■ Set task: Seek out every line containing the word "TradeNavigator", and copy each.

■ Dataset content:
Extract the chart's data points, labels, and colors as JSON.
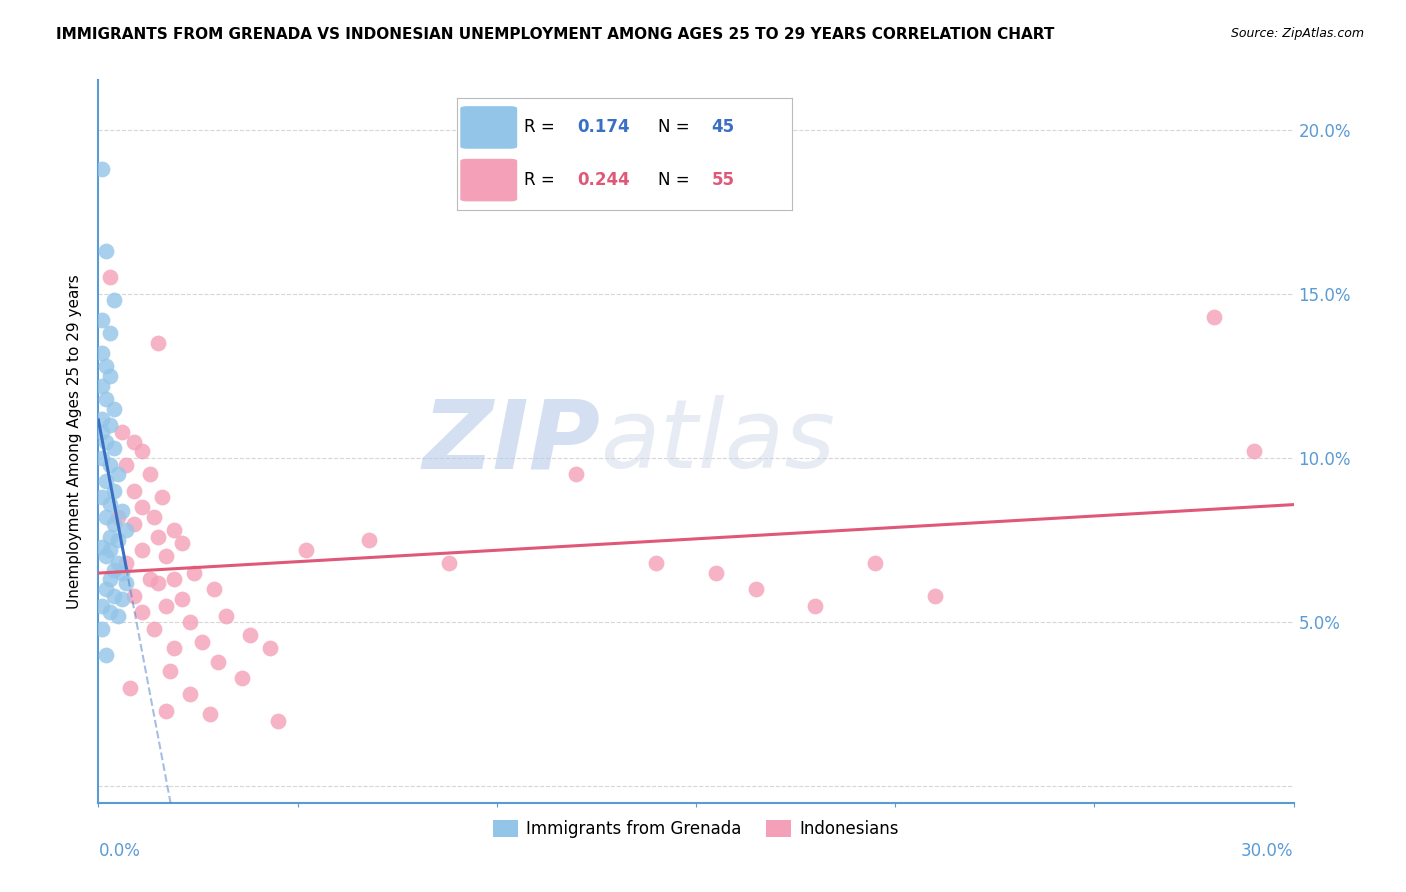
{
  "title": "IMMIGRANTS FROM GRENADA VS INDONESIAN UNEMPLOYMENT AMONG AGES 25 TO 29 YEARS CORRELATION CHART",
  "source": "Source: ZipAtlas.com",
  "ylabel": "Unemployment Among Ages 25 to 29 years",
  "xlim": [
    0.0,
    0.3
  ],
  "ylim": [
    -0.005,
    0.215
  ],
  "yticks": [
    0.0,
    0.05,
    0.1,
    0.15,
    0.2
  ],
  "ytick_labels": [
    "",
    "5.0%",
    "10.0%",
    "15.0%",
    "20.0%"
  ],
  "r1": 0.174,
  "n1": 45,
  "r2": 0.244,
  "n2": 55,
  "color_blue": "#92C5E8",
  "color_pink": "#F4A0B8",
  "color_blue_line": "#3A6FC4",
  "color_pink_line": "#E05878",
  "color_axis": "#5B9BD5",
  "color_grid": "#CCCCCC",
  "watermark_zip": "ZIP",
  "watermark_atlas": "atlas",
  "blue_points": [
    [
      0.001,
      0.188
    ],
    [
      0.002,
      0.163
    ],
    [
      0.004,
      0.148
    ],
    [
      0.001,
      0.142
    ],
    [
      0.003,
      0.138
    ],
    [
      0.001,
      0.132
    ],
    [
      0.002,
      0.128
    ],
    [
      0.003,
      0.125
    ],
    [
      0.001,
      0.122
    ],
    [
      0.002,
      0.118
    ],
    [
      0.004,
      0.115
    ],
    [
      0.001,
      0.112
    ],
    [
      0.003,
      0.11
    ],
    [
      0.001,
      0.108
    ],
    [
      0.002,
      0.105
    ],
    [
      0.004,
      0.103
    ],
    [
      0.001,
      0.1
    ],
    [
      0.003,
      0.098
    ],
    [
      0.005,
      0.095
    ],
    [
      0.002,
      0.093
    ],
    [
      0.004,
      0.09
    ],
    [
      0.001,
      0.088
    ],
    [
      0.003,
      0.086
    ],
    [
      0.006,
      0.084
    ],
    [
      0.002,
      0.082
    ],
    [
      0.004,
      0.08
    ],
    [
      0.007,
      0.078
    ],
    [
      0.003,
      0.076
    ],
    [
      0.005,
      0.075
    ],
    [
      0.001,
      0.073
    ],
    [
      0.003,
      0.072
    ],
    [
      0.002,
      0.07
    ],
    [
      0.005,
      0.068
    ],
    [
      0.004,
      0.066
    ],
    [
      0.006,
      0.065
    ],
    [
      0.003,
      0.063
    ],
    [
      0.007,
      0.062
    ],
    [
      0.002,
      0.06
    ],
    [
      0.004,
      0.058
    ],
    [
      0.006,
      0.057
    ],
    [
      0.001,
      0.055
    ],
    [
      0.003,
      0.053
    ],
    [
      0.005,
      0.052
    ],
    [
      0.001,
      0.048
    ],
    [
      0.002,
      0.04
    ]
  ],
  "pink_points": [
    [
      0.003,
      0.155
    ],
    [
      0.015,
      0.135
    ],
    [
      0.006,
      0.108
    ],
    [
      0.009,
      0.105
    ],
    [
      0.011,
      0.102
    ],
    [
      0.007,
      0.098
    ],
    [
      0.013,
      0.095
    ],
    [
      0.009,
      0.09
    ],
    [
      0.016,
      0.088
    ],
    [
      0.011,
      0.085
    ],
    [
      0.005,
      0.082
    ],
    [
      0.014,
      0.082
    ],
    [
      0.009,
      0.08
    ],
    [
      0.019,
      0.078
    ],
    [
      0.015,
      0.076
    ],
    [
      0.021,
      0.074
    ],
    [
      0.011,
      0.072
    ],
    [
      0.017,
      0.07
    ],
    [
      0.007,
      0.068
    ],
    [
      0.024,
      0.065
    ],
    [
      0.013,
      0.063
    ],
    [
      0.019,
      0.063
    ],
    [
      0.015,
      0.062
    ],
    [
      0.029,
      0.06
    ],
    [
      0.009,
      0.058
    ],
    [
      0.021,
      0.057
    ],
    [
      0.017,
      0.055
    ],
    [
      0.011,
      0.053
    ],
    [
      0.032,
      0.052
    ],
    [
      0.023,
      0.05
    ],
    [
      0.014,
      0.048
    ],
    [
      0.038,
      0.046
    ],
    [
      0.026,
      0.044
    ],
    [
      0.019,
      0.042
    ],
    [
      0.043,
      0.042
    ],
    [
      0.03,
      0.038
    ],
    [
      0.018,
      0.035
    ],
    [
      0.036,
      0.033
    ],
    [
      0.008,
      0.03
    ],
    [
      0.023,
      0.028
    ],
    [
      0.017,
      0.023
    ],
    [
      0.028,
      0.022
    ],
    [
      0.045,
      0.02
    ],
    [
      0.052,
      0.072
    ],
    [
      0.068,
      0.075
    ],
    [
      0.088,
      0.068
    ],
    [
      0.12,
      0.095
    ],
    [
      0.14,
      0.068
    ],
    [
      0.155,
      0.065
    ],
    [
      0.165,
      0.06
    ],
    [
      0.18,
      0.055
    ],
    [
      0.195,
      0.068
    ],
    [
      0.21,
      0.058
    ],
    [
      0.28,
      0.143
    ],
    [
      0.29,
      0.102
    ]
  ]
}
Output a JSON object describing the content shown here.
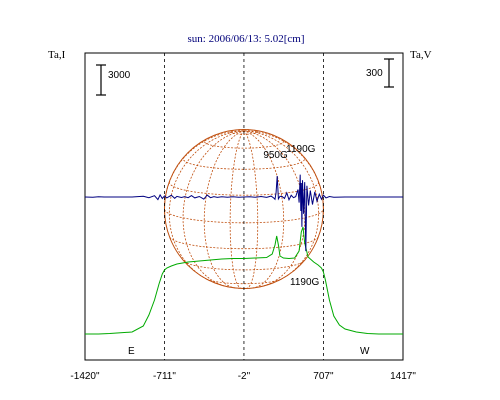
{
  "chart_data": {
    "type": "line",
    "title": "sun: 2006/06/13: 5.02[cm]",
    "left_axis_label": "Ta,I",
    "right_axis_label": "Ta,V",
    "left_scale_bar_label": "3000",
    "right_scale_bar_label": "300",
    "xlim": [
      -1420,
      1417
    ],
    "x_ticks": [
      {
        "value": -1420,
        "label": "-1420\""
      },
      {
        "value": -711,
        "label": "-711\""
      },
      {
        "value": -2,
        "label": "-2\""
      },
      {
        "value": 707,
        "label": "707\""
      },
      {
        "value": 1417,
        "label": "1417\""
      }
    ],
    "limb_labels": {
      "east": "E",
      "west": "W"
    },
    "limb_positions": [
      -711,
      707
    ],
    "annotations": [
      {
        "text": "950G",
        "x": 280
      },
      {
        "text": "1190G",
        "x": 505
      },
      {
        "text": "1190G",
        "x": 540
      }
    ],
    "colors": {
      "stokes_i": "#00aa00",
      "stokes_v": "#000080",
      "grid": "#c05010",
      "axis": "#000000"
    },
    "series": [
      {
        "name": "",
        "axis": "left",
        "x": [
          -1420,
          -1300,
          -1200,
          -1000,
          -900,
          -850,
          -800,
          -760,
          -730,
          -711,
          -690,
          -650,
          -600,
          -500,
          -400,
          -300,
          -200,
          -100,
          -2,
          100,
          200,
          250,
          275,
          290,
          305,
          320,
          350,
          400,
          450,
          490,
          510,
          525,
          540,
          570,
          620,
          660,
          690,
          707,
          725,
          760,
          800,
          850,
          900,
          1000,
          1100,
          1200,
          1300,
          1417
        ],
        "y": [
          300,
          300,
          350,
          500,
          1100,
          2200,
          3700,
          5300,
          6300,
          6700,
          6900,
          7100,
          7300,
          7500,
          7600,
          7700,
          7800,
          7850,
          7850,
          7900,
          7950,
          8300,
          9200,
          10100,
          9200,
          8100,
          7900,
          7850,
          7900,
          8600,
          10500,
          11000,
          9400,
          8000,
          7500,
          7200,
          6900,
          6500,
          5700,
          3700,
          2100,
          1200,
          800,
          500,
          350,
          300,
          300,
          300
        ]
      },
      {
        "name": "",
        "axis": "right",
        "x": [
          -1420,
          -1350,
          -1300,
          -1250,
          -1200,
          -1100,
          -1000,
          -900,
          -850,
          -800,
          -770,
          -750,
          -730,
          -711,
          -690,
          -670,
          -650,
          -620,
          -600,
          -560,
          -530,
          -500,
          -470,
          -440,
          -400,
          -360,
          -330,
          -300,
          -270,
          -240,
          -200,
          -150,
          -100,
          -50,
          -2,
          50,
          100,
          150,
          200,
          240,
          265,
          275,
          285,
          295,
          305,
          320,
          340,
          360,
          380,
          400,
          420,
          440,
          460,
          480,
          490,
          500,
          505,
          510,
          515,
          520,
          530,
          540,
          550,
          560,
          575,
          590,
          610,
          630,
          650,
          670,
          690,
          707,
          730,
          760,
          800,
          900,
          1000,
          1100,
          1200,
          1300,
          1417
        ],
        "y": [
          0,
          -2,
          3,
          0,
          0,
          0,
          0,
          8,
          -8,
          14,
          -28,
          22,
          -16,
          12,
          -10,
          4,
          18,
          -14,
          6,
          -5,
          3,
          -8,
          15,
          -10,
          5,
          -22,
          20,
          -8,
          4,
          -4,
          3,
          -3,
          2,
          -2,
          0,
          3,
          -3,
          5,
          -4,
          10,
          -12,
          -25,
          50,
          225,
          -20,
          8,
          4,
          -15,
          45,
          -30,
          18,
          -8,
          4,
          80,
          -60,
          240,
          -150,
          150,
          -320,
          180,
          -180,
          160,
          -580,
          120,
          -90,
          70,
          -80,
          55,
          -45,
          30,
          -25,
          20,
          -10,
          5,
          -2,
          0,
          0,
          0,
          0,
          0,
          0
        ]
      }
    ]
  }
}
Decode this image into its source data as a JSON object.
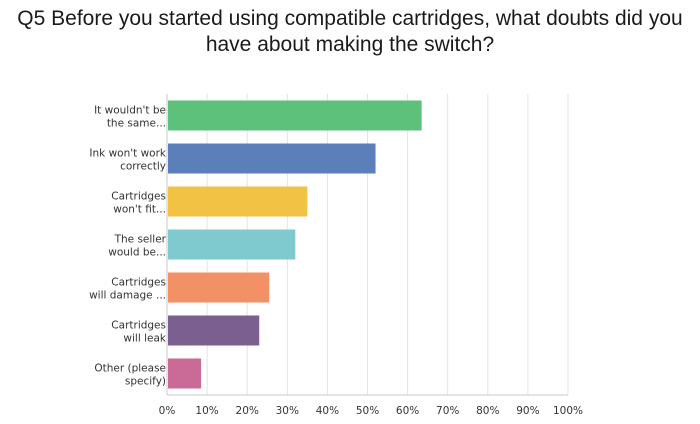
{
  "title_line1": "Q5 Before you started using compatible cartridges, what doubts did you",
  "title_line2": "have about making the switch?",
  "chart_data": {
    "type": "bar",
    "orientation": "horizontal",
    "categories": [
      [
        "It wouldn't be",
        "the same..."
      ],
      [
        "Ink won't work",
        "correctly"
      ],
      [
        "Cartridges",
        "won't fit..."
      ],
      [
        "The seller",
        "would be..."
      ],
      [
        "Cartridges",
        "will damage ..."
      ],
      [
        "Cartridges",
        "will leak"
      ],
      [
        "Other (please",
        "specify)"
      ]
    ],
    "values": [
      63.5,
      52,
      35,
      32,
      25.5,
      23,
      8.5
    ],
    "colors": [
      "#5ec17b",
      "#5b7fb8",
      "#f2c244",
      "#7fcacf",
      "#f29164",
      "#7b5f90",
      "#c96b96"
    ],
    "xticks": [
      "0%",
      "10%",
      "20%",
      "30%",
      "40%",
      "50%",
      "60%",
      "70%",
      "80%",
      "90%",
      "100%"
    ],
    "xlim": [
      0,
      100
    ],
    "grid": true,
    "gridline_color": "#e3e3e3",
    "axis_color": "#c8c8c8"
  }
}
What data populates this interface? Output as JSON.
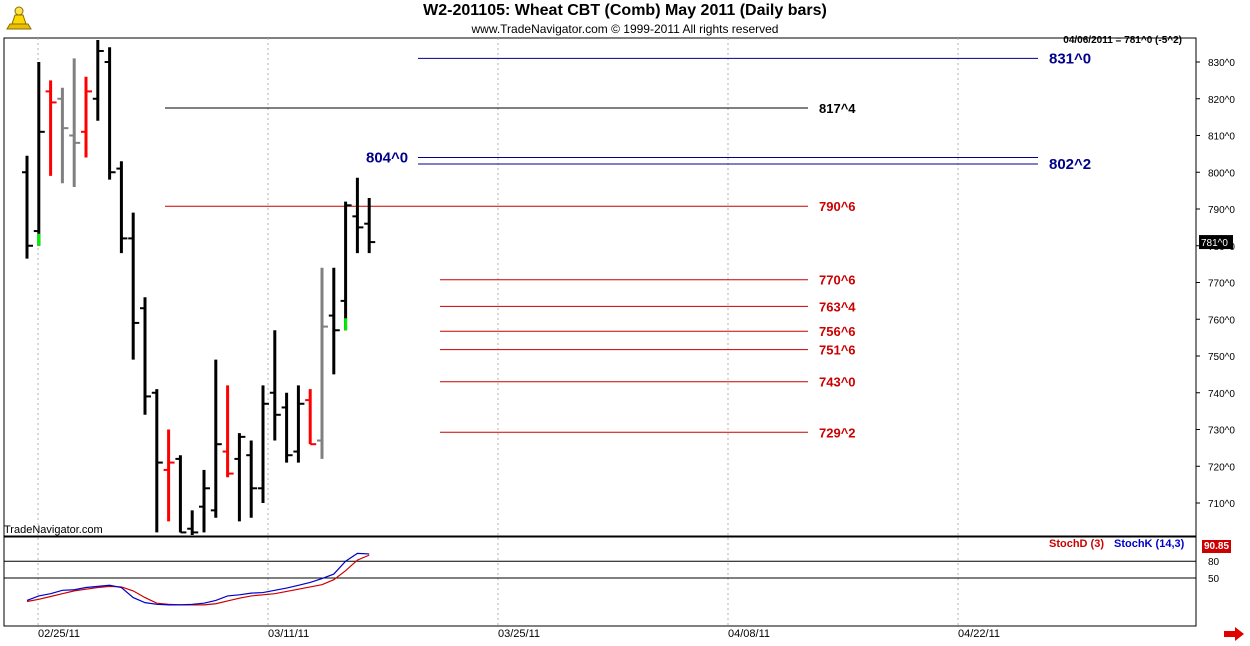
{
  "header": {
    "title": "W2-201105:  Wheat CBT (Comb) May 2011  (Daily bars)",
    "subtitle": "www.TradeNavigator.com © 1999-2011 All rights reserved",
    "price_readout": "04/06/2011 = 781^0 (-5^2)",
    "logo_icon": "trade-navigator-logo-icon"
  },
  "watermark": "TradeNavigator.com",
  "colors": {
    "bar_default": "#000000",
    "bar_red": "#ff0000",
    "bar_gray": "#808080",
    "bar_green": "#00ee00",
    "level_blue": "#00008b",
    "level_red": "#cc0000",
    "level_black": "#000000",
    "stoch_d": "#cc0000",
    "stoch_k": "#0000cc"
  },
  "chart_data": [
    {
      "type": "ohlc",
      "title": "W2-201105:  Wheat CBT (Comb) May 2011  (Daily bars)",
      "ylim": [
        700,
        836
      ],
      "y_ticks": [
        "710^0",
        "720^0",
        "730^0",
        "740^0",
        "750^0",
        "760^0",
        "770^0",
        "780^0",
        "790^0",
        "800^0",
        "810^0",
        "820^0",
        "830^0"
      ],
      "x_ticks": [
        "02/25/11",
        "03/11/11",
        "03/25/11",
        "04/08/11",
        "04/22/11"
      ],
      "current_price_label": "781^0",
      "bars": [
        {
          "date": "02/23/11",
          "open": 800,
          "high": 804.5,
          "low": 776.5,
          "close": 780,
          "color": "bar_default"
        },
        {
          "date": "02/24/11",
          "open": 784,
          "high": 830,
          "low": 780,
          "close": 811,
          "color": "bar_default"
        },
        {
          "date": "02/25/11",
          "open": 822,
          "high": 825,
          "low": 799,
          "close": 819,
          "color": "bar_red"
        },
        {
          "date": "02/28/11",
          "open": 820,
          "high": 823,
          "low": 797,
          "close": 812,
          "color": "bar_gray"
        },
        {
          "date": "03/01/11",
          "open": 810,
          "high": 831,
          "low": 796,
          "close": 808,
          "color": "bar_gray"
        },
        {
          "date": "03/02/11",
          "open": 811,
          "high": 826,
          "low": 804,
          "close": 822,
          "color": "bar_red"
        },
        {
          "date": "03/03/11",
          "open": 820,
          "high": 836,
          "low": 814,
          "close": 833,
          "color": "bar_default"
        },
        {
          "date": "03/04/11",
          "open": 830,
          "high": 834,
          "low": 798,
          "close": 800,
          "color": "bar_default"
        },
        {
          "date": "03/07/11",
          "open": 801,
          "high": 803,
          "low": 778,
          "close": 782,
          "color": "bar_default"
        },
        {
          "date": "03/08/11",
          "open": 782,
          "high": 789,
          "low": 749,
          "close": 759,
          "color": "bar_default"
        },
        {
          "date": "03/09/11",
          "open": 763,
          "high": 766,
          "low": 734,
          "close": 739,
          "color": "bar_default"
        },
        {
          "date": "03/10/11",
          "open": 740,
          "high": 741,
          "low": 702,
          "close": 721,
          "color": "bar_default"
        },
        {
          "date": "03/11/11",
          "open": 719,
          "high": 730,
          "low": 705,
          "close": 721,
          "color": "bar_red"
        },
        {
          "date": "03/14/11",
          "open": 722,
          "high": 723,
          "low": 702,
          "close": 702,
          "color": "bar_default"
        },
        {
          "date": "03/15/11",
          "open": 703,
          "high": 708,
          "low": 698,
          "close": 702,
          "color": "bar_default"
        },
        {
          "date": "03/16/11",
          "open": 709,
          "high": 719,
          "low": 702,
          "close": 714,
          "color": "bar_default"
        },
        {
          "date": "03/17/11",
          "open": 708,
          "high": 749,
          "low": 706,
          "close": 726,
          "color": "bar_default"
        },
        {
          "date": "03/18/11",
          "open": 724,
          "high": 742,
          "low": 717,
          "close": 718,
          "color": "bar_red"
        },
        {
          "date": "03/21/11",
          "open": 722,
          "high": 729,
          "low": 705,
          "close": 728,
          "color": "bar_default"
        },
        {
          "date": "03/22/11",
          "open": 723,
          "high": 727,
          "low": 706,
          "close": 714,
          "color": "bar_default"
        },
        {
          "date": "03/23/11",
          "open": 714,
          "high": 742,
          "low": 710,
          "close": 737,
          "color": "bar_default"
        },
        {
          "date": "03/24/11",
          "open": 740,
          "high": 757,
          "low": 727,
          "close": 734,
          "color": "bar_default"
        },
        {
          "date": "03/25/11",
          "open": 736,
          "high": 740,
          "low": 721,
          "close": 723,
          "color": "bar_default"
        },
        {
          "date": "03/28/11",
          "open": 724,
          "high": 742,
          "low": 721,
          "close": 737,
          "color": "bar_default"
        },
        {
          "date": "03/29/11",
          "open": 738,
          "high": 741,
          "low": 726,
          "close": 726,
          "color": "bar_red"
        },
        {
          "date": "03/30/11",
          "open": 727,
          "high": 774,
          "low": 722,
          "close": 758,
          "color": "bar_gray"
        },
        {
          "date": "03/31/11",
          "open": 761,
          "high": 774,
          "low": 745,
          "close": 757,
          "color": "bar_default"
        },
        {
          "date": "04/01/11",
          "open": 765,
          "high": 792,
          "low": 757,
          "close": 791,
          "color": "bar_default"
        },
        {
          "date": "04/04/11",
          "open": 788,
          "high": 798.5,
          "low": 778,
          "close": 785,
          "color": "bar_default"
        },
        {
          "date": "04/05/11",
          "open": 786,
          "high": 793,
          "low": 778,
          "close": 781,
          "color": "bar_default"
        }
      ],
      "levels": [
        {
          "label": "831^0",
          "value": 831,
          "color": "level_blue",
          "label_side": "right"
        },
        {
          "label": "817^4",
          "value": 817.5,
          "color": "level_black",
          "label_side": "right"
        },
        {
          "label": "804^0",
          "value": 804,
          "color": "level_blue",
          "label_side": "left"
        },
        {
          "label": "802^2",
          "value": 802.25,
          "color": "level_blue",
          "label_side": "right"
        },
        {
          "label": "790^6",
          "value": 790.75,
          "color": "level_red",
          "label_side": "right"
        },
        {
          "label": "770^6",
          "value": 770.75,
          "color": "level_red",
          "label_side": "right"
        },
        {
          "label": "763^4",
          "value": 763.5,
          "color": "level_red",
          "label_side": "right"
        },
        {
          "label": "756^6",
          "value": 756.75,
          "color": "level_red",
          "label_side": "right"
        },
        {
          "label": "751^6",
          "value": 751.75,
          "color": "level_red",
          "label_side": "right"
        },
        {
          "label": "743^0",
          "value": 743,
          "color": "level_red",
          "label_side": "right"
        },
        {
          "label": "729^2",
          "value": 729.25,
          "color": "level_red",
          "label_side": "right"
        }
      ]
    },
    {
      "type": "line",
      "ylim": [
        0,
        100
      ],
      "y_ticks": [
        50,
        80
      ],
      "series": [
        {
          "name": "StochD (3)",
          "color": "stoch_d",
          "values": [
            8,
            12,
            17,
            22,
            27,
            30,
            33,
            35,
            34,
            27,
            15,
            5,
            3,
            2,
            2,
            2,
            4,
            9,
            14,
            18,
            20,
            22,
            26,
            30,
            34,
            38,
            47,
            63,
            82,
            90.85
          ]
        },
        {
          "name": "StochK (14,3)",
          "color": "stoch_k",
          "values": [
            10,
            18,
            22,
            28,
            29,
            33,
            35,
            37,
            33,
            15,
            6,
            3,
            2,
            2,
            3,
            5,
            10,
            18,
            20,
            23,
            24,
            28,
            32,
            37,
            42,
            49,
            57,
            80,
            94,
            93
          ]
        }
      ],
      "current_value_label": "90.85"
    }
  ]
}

■ Task solution:
    "subtitle": "www.TradeNavigator.com © 1999-2011 All rights reserved",
  "watermark": "TradeNavigator.com",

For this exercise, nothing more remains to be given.